### TASK PROMPT
Copy the records below exactly, leaving out any pictures.
Start DATA LINES
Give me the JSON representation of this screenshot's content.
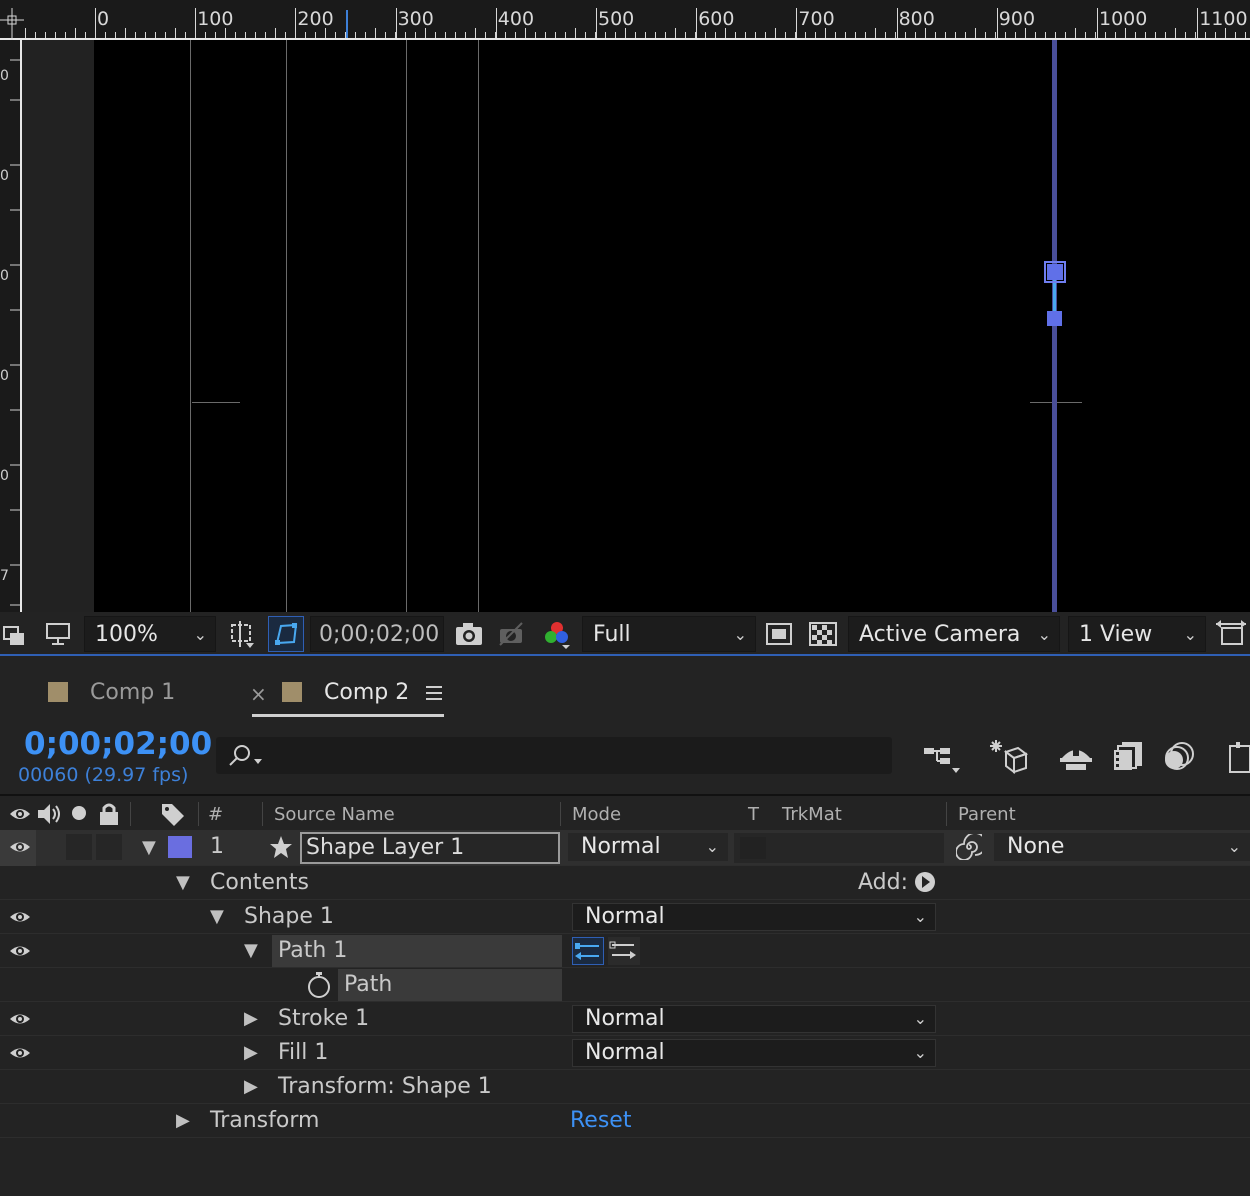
{
  "ruler": {
    "labels": [
      "0",
      "100",
      "200",
      "300",
      "400",
      "500",
      "600",
      "700",
      "800",
      "900",
      "1000",
      "1100"
    ]
  },
  "viewer_toolbar": {
    "zoom": "100%",
    "timecode": "0;00;02;00",
    "resolution": "Full",
    "camera": "Active Camera",
    "views": "1 View"
  },
  "tabs": [
    {
      "label": "Comp 1",
      "active": false
    },
    {
      "label": "Comp 2",
      "active": true
    }
  ],
  "timeline": {
    "current_time": "0;00;02;00",
    "frames": "00060 (29.97 fps)",
    "columns": {
      "num": "#",
      "source_name": "Source Name",
      "mode": "Mode",
      "t": "T",
      "trkmat": "TrkMat",
      "parent": "Parent"
    },
    "layer": {
      "index": "1",
      "name": "Shape Layer 1",
      "mode": "Normal",
      "parent": "None",
      "label_color": "#6a6ee0"
    },
    "rows": {
      "contents": "Contents",
      "add": "Add:",
      "shape1": "Shape 1",
      "shape1_mode": "Normal",
      "path1": "Path 1",
      "path": "Path",
      "stroke1": "Stroke 1",
      "stroke1_mode": "Normal",
      "fill1": "Fill 1",
      "fill1_mode": "Normal",
      "transform_shape": "Transform: Shape 1",
      "transform": "Transform",
      "reset": "Reset"
    }
  },
  "colors": {
    "accent": "#3d91f5",
    "path_handle": "#6070e8"
  }
}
End DATA LINES
### RESPONSE FOR THIS EXERCISE
Give me the JSON representation of this screenshot's content.
{
  "ruler": {
    "labels": [
      "0",
      "100",
      "200",
      "300",
      "400",
      "500",
      "600",
      "700",
      "800",
      "900",
      "1000",
      "1100"
    ]
  },
  "viewer_toolbar": {
    "zoom": "100%",
    "timecode": "0;00;02;00",
    "resolution": "Full",
    "camera": "Active Camera",
    "views": "1 View"
  },
  "tabs": [
    {
      "label": "Comp 1",
      "active": false
    },
    {
      "label": "Comp 2",
      "active": true
    }
  ],
  "timeline": {
    "current_time": "0;00;02;00",
    "frames": "00060 (29.97 fps)",
    "columns": {
      "num": "#",
      "source_name": "Source Name",
      "mode": "Mode",
      "t": "T",
      "trkmat": "TrkMat",
      "parent": "Parent"
    },
    "layer": {
      "index": "1",
      "name": "Shape Layer 1",
      "mode": "Normal",
      "parent": "None",
      "label_color": "#6a6ee0"
    },
    "rows": {
      "contents": "Contents",
      "add": "Add:",
      "shape1": "Shape 1",
      "shape1_mode": "Normal",
      "path1": "Path 1",
      "path": "Path",
      "stroke1": "Stroke 1",
      "stroke1_mode": "Normal",
      "fill1": "Fill 1",
      "fill1_mode": "Normal",
      "transform_shape": "Transform: Shape 1",
      "transform": "Transform",
      "reset": "Reset"
    }
  },
  "colors": {
    "accent": "#3d91f5",
    "path_handle": "#6070e8"
  }
}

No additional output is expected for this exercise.